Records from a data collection
______________________________

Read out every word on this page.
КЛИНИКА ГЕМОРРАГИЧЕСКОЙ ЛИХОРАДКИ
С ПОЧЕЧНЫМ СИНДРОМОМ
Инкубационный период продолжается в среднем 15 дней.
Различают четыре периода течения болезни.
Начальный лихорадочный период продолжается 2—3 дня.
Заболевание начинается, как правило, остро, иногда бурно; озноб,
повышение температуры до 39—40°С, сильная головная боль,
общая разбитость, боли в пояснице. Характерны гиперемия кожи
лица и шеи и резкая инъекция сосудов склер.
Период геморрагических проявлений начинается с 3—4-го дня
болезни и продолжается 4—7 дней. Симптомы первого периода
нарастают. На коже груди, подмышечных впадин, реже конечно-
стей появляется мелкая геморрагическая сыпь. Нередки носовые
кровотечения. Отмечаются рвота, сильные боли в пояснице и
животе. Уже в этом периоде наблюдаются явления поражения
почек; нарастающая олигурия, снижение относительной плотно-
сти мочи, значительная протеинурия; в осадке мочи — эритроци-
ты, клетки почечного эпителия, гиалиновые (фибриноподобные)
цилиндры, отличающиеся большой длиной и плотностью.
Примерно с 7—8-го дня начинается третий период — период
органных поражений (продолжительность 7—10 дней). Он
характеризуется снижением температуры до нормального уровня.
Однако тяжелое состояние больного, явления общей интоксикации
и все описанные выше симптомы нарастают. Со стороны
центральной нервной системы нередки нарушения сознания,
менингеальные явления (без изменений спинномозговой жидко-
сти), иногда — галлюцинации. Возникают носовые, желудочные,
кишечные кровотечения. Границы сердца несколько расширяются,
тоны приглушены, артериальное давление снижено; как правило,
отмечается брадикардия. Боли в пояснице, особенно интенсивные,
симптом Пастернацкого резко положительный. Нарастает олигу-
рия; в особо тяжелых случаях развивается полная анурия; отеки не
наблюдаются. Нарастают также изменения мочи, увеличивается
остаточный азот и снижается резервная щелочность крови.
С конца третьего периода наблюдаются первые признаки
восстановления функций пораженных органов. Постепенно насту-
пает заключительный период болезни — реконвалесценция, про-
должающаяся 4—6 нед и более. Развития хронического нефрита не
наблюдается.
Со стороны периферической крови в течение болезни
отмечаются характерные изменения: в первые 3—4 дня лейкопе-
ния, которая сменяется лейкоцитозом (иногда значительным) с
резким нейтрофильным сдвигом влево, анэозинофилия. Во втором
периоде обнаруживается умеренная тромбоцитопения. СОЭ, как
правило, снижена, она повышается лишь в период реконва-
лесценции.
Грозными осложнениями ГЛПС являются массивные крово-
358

______________________________

Tally the lines in the records above that contain the word "изменения", and give only that number.

» **Complete answer**:
2